## [Problem description]
Reproduce the entries word for word, and omit any picture you find in them.
---+---
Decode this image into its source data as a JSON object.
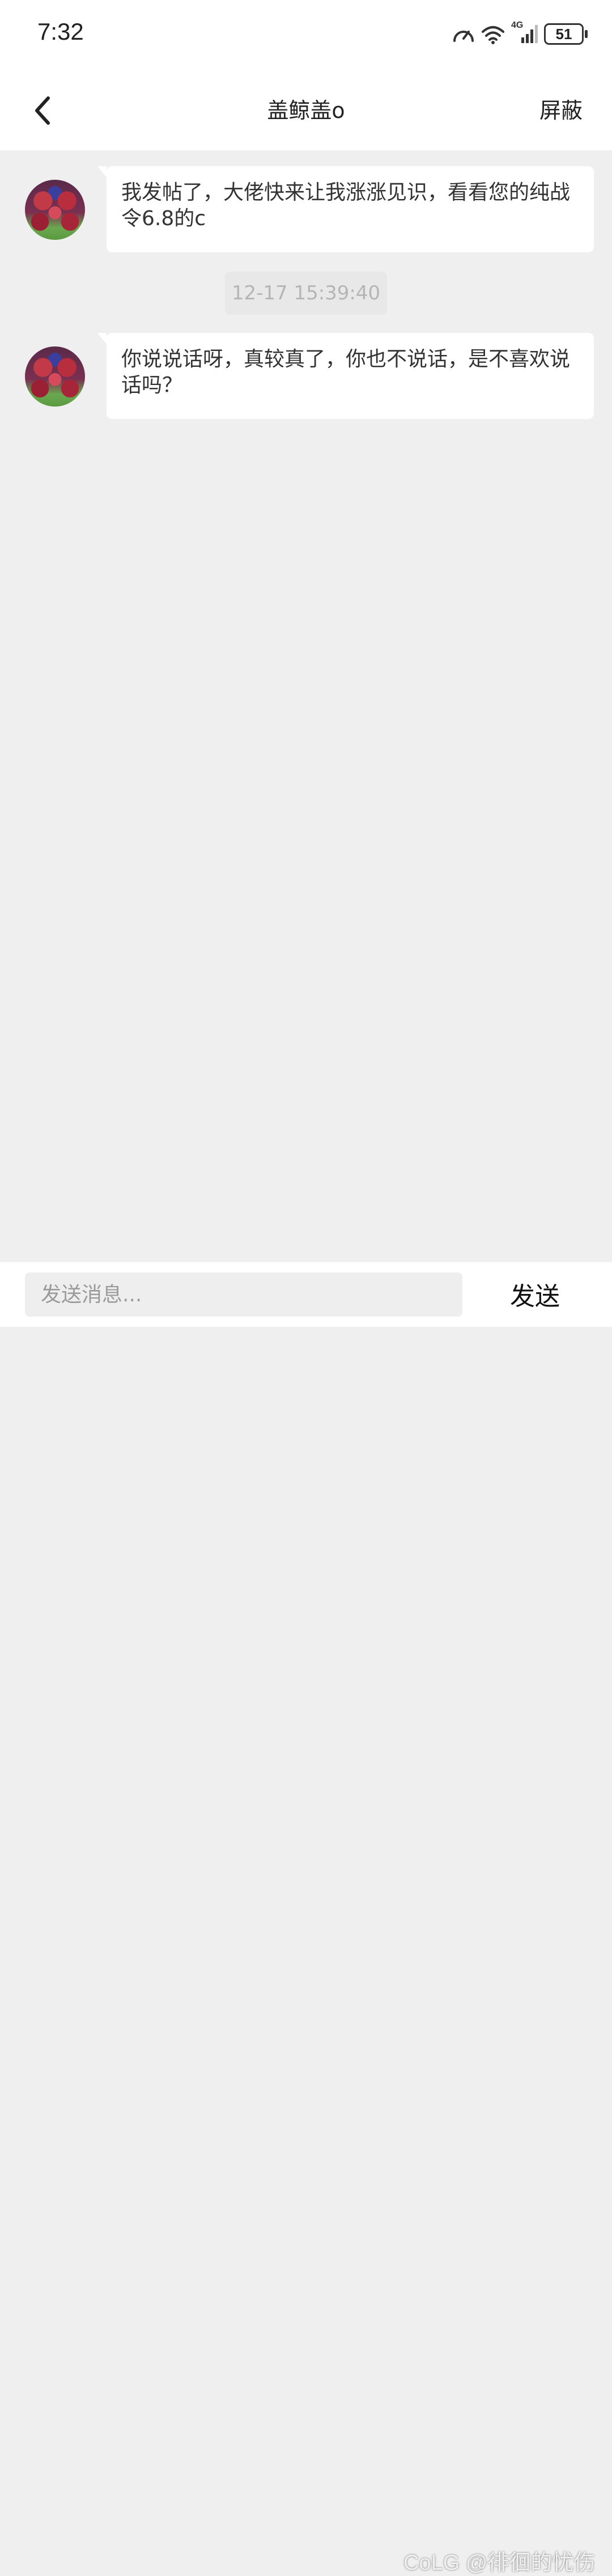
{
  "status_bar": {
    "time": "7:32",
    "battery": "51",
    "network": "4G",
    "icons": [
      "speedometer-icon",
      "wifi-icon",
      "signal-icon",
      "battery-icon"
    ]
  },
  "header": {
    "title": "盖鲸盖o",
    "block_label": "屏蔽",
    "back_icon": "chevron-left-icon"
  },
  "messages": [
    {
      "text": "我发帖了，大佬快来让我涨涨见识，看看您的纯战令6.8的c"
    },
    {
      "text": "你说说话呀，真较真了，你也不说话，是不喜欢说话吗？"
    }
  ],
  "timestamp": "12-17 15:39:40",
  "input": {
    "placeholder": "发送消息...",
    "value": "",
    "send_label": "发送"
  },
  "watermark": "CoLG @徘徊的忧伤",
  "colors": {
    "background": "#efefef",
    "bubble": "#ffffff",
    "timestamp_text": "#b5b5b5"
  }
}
---+---
## [Finished answer]
Decode this image into its source data as a JSON object.
{
  "status_bar": {
    "time": "7:32",
    "battery": "51",
    "network": "4G",
    "icons": [
      "speedometer-icon",
      "wifi-icon",
      "signal-icon",
      "battery-icon"
    ]
  },
  "header": {
    "title": "盖鲸盖o",
    "block_label": "屏蔽",
    "back_icon": "chevron-left-icon"
  },
  "messages": [
    {
      "text": "我发帖了，大佬快来让我涨涨见识，看看您的纯战令6.8的c"
    },
    {
      "text": "你说说话呀，真较真了，你也不说话，是不喜欢说话吗？"
    }
  ],
  "timestamp": "12-17 15:39:40",
  "input": {
    "placeholder": "发送消息...",
    "value": "",
    "send_label": "发送"
  },
  "watermark": "CoLG @徘徊的忧伤",
  "colors": {
    "background": "#efefef",
    "bubble": "#ffffff",
    "timestamp_text": "#b5b5b5"
  }
}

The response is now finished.